## Records from a collection

<<<<

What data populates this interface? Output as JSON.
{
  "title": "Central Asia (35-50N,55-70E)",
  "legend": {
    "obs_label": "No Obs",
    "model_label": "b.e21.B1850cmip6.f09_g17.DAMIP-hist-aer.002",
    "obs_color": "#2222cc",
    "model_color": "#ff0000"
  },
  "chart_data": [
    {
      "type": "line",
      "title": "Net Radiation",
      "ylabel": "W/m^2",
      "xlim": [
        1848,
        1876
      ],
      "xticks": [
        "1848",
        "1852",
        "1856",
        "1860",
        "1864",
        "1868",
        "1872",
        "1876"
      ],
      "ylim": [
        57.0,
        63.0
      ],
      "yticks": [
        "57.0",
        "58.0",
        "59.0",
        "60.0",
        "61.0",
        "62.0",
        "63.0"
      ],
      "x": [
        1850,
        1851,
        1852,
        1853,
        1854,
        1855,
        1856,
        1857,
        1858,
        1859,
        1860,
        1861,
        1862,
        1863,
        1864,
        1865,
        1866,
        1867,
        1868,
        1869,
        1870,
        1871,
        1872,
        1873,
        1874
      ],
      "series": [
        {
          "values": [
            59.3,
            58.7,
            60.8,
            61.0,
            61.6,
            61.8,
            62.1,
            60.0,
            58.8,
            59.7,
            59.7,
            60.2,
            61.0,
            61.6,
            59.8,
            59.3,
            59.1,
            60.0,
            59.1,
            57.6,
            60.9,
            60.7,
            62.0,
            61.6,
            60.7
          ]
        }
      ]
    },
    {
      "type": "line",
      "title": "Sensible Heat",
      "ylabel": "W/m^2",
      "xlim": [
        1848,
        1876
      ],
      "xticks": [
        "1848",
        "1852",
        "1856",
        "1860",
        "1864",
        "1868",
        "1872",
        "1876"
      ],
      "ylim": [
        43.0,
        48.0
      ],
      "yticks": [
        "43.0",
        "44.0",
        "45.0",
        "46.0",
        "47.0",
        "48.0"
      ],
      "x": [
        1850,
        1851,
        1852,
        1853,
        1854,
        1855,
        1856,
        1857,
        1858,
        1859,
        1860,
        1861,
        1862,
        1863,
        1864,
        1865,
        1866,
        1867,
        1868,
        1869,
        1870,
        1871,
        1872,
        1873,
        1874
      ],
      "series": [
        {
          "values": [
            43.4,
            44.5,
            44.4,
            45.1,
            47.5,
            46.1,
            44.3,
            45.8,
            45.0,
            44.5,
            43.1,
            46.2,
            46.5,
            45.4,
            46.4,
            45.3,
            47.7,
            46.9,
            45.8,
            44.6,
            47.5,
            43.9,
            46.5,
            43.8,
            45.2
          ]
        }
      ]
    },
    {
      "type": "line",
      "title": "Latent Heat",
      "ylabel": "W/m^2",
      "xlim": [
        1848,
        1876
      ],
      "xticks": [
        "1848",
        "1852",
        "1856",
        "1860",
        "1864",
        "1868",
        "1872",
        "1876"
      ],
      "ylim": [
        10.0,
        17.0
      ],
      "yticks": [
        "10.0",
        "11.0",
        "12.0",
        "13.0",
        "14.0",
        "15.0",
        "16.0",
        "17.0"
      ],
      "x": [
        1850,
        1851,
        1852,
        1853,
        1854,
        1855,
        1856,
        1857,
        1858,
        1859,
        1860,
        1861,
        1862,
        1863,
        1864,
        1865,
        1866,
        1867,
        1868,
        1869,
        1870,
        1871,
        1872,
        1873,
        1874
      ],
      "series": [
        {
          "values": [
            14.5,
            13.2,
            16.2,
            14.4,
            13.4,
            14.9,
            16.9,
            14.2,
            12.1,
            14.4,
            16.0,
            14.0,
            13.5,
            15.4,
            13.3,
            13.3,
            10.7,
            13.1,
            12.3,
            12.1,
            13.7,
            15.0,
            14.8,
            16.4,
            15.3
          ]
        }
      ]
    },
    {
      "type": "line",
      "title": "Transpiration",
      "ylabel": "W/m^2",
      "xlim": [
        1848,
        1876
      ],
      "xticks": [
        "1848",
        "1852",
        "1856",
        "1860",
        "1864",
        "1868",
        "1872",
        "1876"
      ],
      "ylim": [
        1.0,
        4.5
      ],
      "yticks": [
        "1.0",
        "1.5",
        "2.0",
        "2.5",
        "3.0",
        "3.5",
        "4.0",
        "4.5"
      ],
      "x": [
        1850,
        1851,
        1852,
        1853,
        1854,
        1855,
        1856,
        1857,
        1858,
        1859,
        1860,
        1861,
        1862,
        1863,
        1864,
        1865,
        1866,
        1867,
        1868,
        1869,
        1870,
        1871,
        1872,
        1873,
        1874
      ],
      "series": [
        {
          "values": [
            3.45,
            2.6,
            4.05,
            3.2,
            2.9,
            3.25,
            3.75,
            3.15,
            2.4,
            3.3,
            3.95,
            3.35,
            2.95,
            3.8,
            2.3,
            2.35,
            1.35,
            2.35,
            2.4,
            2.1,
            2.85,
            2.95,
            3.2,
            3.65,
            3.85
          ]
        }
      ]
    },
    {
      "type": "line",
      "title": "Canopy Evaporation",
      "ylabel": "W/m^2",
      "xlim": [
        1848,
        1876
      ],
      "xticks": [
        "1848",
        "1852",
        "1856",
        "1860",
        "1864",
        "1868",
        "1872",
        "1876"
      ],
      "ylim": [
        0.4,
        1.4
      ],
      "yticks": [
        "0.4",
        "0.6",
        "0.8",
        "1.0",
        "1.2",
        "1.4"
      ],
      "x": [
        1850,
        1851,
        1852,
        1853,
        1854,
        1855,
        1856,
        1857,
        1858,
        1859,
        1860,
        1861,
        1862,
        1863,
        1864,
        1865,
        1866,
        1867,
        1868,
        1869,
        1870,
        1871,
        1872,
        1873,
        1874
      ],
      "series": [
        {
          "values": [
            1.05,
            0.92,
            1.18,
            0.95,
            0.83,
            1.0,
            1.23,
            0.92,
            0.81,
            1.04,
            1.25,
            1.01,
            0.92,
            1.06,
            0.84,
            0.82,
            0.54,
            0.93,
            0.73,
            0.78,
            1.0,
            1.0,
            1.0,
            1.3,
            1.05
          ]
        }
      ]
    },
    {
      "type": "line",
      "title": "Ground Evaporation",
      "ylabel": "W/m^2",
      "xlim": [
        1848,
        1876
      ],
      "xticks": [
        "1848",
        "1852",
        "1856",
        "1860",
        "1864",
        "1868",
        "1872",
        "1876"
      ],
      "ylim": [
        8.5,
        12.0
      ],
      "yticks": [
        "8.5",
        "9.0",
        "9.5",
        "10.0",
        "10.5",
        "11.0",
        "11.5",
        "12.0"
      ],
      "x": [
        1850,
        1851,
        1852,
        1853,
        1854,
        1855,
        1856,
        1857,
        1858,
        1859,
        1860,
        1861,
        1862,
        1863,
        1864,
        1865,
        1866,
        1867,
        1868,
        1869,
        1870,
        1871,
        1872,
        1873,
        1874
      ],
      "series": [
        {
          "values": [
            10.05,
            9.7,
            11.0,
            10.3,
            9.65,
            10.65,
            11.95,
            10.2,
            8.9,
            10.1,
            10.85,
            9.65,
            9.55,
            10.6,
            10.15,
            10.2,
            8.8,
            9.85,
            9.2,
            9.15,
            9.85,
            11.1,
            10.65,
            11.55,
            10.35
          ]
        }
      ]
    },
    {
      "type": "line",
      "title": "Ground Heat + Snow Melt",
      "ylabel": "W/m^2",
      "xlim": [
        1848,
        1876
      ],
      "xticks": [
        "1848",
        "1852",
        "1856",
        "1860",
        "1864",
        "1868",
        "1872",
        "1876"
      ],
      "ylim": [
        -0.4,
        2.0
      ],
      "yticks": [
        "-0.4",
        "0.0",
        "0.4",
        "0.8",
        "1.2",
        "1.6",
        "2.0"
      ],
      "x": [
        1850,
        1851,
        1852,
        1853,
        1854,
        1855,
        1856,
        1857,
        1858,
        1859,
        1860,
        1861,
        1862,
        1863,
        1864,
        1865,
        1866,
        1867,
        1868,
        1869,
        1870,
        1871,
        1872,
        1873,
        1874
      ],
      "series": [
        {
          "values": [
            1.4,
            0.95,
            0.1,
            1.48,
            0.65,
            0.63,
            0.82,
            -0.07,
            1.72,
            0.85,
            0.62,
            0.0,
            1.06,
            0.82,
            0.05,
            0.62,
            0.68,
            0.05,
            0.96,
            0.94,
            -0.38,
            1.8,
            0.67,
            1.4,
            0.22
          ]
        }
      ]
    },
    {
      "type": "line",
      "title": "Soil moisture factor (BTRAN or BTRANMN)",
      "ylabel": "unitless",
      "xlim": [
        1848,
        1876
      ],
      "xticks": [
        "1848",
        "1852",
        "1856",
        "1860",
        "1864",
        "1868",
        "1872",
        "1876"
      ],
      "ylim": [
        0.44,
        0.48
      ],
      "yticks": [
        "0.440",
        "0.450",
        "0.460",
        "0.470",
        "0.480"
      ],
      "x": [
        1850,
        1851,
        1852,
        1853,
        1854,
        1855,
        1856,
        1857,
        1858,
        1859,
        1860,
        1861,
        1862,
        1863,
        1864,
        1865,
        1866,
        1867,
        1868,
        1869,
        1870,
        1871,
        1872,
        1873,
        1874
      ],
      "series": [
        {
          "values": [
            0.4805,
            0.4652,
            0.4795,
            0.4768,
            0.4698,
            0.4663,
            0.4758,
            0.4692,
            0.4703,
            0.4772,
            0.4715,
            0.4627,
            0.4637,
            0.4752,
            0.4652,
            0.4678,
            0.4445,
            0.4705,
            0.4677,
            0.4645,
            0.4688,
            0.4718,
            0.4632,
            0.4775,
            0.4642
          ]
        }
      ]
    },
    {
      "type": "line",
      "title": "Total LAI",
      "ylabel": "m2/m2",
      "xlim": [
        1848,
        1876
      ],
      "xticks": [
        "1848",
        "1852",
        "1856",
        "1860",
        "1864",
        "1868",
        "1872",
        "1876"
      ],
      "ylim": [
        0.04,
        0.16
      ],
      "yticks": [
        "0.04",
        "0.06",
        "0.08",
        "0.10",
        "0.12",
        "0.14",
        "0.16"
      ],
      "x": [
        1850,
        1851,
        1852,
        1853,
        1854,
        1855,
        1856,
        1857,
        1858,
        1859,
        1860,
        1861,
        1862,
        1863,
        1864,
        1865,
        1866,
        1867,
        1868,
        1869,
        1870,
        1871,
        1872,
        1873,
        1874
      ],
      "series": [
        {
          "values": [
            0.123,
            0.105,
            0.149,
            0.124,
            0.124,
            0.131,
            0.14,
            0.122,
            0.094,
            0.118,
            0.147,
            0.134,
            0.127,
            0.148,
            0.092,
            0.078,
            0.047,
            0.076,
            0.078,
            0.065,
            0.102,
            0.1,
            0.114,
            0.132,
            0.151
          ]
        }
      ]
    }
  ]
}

>>>>

## EXERCISE AIM
Extract from the data every line where "title" shows up.

## EXERCISE ANSWER
  "title": "Central Asia (35-50N,55-70E)",
      "title": "Net Radiation",
      "title": "Sensible Heat",
      "title": "Latent Heat",
      "title": "Transpiration",
      "title": "Canopy Evaporation",
      "title": "Ground Evaporation",
      "title": "Ground Heat + Snow Melt",
      "title": "Soil moisture factor (BTRAN or BTRANMN)",
      "title": "Total LAI",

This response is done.